Write the listing out again, all of it, word for word.

*Supplied records*
↓↓↓

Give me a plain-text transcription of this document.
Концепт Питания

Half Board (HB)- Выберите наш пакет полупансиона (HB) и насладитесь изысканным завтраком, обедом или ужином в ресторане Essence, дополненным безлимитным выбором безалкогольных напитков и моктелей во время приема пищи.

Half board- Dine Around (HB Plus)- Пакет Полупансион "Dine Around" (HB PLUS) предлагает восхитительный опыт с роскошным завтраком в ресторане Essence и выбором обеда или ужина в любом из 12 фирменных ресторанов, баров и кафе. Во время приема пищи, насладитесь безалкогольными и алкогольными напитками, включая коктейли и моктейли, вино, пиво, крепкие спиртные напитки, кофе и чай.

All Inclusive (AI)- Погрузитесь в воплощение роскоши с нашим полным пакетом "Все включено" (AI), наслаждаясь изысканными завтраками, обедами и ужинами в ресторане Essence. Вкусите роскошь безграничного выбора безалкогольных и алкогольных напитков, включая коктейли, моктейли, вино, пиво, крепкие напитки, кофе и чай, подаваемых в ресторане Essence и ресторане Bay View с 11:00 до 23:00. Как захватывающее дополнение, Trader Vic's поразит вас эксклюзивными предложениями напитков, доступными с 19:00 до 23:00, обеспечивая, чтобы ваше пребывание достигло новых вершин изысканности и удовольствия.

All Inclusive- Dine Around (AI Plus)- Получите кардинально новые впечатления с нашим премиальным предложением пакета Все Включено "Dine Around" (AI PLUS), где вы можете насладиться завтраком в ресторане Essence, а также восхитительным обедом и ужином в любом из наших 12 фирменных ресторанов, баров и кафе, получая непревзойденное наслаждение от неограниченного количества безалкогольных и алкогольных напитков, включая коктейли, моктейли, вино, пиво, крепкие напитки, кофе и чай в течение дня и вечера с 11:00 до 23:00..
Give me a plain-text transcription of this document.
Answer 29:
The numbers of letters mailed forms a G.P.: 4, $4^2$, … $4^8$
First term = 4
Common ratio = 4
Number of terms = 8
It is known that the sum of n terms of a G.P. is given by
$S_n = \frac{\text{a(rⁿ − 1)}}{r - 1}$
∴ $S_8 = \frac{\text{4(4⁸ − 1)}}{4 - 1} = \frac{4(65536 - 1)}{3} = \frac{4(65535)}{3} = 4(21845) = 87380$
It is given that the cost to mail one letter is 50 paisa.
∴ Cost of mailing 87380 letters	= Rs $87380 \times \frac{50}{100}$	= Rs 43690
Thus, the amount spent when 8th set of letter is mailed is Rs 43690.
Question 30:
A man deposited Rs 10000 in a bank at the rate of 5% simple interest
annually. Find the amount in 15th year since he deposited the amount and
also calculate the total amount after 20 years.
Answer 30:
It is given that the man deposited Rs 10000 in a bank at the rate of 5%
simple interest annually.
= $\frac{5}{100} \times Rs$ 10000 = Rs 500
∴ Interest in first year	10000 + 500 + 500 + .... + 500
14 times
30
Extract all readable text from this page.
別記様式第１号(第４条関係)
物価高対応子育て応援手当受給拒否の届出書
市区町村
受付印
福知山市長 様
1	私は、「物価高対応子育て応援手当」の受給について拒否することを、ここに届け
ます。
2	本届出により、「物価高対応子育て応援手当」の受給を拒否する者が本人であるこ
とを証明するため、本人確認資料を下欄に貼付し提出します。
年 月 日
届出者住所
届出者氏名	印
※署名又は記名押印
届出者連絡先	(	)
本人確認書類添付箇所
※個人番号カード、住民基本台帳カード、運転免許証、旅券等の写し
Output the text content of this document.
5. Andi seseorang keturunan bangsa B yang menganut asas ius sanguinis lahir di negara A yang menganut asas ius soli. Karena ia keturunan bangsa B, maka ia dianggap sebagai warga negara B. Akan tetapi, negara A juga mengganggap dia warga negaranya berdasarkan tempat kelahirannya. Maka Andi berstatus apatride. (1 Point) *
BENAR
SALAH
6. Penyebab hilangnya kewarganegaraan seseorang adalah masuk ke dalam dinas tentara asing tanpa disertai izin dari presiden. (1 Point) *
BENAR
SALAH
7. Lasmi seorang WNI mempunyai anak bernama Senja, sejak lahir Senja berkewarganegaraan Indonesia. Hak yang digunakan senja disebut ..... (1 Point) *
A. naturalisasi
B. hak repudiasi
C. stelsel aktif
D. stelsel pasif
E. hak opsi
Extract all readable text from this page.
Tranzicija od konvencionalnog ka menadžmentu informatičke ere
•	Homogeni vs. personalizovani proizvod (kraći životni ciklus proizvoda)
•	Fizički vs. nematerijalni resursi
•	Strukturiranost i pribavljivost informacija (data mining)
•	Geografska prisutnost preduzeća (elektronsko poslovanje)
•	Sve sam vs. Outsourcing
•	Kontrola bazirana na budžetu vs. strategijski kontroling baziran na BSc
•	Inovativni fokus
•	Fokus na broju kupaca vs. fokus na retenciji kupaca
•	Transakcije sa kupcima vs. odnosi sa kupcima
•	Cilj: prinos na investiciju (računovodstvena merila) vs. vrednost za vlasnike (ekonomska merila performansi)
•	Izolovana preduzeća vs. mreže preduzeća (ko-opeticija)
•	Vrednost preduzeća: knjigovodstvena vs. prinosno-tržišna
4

↑↑↑

*The response*
Give me a plain-text transcription of this document.
Концепт Питания

Half Board (HB)- Выберите наш пакет полупансиона (HB) и насладитесь изысканным завтраком, обедом или ужином в ресторане Essence, дополненным безлимитным выбором безалкогольных напитков и моктелей во время приема пищи.

Half board- Dine Around (HB Plus)- Пакет Полупансион "Dine Around" (HB PLUS) предлагает восхитительный опыт с роскошным завтраком в ресторане Essence и выбором обеда или ужина в любом из 12 фирменных ресторанов, баров и кафе. Во время приема пищи, насладитесь безалкогольными и алкогольными напитками, включая коктейли и моктейли, вино, пиво, крепкие спиртные напитки, кофе и чай.

All Inclusive (AI)- Погрузитесь в воплощение роскоши с нашим полным пакетом "Все включено" (AI), наслаждаясь изысканными завтраками, обедами и ужинами в ресторане Essence. Вкусите роскошь безграничного выбора безалкогольных и алкогольных напитков, включая коктейли, моктейли, вино, пиво, крепкие напитки, кофе и чай, подаваемых в ресторане Essence и ресторане Bay View с 11:00 до 23:00. Как захватывающее дополнение, Trader Vic's поразит вас эксклюзивными предложениями напитков, доступными с 19:00 до 23:00, обеспечивая, чтобы ваше пребывание достигло новых вершин изысканности и удовольствия.

All Inclusive- Dine Around (AI Plus)- Получите кардинально новые впечатления с нашим премиальным предложением пакета Все Включено "Dine Around" (AI PLUS), где вы можете насладиться завтраком в ресторане Essence, а также восхитительным обедом и ужином в любом из наших 12 фирменных ресторанов, баров и кафе, получая непревзойденное наслаждение от неограниченного количества безалкогольных и алкогольных напитков, включая коктейли, моктейли, вино, пиво, крепкие напитки, кофе и чай в течение дня и вечера с 11:00 до 23:00..
Give me a plain-text transcription of this document.
Answer 29:
The numbers of letters mailed forms a G.P.: 4, $4^2$, … $4^8$
First term = 4
Common ratio = 4
Number of terms = 8
It is known that the sum of n terms of a G.P. is given by
$S_n = \frac{\text{a(rⁿ − 1)}}{r - 1}$
∴ $S_8 = \frac{\text{4(4⁸ − 1)}}{4 - 1} = \frac{4(65536 - 1)}{3} = \frac{4(65535)}{3} = 4(21845) = 87380$
It is given that the cost to mail one letter is 50 paisa.
∴ Cost of mailing 87380 letters	= Rs $87380 \times \frac{50}{100}$	= Rs 43690
Thus, the amount spent when 8th set of letter is mailed is Rs 43690.
Question 30:
A man deposited Rs 10000 in a bank at the rate of 5% simple interest
annually. Find the amount in 15th year since he deposited the amount and
also calculate the total amount after 20 years.
Answer 30:
It is given that the man deposited Rs 10000 in a bank at the rate of 5%
simple interest annually.
= $\frac{5}{100} \times Rs$ 10000 = Rs 500
∴ Interest in first year	10000 + 500 + 500 + .... + 500
14 times
30
Extract all readable text from this page.
別記様式第１号(第４条関係)
物価高対応子育て応援手当受給拒否の届出書
市区町村
受付印
福知山市長 様
1	私は、「物価高対応子育て応援手当」の受給について拒否することを、ここに届け
ます。
2	本届出により、「物価高対応子育て応援手当」の受給を拒否する者が本人であるこ
とを証明するため、本人確認資料を下欄に貼付し提出します。
年 月 日
届出者住所
届出者氏名	印
※署名又は記名押印
届出者連絡先	(	)
本人確認書類添付箇所
※個人番号カード、住民基本台帳カード、運転免許証、旅券等の写し
Output the text content of this document.
5. Andi seseorang keturunan bangsa B yang menganut asas ius sanguinis lahir di negara A yang menganut asas ius soli. Karena ia keturunan bangsa B, maka ia dianggap sebagai warga negara B. Akan tetapi, negara A juga mengganggap dia warga negaranya berdasarkan tempat kelahirannya. Maka Andi berstatus apatride. (1 Point) *
BENAR
SALAH
6. Penyebab hilangnya kewarganegaraan seseorang adalah masuk ke dalam dinas tentara asing tanpa disertai izin dari presiden. (1 Point) *
BENAR
SALAH
7. Lasmi seorang WNI mempunyai anak bernama Senja, sejak lahir Senja berkewarganegaraan Indonesia. Hak yang digunakan senja disebut ..... (1 Point) *
A. naturalisasi
B. hak repudiasi
C. stelsel aktif
D. stelsel pasif
E. hak opsi
Extract all readable text from this page.
Tranzicija od konvencionalnog ka menadžmentu informatičke ere
•	Homogeni vs. personalizovani proizvod (kraći životni ciklus proizvoda)
•	Fizički vs. nematerijalni resursi
•	Strukturiranost i pribavljivost informacija (data mining)
•	Geografska prisutnost preduzeća (elektronsko poslovanje)
•	Sve sam vs. Outsourcing
•	Kontrola bazirana na budžetu vs. strategijski kontroling baziran na BSc
•	Inovativni fokus
•	Fokus na broju kupaca vs. fokus na retenciji kupaca
•	Transakcije sa kupcima vs. odnosi sa kupcima
•	Cilj: prinos na investiciju (računovodstvena merila) vs. vrednost za vlasnike (ekonomska merila performansi)
•	Izolovana preduzeća vs. mreže preduzeća (ko-opeticija)
•	Vrednost preduzeća: knjigovodstvena vs. prinosno-tržišna
4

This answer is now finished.